Prompt ::
Sift the listing for lines that hold the string "luggage" and pull them out.

Excerpted records ::
********
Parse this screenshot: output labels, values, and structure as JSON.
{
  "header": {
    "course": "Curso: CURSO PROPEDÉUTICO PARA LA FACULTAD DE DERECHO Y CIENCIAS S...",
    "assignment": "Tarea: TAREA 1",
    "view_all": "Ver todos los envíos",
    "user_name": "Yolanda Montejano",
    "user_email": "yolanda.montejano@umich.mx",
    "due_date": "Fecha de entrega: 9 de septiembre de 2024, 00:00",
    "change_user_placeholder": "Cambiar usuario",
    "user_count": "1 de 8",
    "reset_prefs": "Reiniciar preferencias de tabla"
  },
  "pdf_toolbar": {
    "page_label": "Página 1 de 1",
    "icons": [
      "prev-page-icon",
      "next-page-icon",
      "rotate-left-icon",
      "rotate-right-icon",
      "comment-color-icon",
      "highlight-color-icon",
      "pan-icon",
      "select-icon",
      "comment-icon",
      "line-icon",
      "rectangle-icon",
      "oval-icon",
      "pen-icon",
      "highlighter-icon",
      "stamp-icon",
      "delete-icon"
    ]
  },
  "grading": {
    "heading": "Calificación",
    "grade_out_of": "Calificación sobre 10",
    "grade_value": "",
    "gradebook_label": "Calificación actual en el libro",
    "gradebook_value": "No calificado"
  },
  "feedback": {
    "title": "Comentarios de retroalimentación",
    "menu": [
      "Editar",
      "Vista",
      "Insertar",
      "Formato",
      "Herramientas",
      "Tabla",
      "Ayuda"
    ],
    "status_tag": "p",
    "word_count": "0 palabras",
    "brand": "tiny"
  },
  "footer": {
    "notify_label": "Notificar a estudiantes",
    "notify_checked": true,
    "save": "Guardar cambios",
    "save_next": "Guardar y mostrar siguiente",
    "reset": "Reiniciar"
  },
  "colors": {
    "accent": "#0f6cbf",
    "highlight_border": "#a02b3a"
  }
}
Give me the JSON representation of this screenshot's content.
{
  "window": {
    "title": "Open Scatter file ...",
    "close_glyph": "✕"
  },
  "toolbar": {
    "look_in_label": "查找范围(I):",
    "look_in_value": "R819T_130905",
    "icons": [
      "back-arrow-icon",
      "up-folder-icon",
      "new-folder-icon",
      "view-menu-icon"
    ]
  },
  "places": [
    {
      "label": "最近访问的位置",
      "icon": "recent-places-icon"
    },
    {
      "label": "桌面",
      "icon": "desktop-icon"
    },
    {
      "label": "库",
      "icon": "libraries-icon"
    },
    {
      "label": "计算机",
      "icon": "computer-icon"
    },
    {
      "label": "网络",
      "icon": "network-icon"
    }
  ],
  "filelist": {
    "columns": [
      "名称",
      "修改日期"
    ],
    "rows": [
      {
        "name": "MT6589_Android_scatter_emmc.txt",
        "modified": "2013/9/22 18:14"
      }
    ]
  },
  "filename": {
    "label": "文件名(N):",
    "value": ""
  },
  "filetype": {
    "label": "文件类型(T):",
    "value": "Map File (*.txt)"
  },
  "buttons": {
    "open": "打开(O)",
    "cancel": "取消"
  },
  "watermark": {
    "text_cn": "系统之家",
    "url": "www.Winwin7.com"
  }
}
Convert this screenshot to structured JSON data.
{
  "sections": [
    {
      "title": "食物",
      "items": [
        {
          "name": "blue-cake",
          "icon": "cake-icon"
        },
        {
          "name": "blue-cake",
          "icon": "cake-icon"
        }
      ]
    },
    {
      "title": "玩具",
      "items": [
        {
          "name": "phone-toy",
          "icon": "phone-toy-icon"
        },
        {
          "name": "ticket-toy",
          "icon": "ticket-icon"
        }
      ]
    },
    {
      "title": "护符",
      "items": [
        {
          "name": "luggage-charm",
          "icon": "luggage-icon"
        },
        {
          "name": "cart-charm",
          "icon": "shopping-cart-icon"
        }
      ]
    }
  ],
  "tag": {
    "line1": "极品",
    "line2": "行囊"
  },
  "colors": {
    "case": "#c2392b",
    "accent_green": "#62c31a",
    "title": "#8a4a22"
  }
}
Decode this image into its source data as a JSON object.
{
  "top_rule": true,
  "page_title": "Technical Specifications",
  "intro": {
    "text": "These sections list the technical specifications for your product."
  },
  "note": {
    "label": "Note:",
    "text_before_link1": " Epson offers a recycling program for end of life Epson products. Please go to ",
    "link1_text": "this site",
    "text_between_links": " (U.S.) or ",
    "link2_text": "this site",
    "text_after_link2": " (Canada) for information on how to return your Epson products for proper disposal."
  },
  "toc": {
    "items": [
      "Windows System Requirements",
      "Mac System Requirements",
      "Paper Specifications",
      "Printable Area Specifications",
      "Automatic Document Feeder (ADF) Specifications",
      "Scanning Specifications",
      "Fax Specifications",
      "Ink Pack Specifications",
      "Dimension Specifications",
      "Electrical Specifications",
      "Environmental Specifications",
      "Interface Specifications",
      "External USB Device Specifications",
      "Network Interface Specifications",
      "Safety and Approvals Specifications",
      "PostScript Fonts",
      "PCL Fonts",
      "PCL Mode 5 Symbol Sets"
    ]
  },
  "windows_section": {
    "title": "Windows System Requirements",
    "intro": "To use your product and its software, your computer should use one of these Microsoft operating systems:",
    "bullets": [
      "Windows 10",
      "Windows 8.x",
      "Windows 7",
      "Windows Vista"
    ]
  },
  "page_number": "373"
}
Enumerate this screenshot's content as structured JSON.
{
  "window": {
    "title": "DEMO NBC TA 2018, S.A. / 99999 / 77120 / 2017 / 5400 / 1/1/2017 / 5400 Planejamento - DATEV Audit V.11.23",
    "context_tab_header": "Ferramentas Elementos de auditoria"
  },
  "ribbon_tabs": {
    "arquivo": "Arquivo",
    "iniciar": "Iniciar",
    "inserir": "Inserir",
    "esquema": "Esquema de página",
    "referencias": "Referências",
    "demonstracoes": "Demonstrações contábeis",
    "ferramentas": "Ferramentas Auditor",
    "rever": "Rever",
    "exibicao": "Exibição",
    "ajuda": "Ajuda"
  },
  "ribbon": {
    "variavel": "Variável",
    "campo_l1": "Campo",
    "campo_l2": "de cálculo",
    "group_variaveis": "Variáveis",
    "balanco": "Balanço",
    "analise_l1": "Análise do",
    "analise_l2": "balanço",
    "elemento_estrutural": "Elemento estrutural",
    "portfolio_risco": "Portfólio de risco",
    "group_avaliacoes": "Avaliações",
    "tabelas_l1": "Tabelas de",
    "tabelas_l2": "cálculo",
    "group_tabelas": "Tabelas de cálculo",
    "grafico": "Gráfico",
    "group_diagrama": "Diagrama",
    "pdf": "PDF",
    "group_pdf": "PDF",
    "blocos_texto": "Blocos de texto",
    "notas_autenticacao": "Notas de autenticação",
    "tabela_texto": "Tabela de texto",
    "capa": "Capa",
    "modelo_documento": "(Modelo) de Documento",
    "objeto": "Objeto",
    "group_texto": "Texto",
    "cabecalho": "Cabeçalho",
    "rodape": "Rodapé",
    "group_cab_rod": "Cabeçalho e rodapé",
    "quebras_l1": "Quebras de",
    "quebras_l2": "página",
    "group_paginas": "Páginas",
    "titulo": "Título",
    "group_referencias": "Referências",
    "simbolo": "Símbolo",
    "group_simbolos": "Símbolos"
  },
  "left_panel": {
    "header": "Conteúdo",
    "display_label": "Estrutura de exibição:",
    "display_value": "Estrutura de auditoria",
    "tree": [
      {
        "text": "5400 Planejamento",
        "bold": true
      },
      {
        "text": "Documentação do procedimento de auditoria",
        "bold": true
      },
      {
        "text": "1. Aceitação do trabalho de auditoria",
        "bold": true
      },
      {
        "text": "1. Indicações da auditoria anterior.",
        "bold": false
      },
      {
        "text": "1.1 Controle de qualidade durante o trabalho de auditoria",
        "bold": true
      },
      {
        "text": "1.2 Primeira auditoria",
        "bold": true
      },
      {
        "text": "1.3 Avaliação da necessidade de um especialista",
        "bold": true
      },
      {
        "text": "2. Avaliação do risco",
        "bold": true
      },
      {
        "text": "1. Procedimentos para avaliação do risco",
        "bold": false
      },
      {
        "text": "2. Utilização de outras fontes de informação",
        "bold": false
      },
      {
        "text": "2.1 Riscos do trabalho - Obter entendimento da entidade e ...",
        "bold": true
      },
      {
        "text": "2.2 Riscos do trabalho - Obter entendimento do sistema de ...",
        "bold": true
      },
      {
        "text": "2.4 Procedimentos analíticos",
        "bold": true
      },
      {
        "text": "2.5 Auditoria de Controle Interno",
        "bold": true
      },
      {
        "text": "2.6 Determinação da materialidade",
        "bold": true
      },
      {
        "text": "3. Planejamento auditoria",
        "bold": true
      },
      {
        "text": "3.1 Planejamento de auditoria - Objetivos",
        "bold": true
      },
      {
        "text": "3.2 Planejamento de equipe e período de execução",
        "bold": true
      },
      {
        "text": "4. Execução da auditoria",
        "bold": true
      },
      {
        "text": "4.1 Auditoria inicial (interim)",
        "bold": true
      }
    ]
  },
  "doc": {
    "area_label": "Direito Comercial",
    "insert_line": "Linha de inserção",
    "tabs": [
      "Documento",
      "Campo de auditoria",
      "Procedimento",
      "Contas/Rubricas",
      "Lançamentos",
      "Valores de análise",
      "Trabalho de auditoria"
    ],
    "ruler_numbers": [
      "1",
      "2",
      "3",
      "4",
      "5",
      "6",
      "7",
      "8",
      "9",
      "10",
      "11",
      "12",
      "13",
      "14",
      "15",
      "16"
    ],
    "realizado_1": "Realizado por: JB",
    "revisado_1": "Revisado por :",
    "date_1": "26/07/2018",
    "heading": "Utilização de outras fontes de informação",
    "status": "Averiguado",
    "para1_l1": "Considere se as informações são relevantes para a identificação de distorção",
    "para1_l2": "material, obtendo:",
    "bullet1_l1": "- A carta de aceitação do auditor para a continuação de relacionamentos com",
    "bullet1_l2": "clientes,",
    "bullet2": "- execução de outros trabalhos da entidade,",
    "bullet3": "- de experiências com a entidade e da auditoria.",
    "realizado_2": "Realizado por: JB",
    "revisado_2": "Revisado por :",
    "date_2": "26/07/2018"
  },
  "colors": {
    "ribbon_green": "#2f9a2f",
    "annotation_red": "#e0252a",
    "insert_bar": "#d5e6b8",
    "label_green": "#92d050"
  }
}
********
In response ::
          "name": "luggage-charm",
          "icon": "luggage-icon"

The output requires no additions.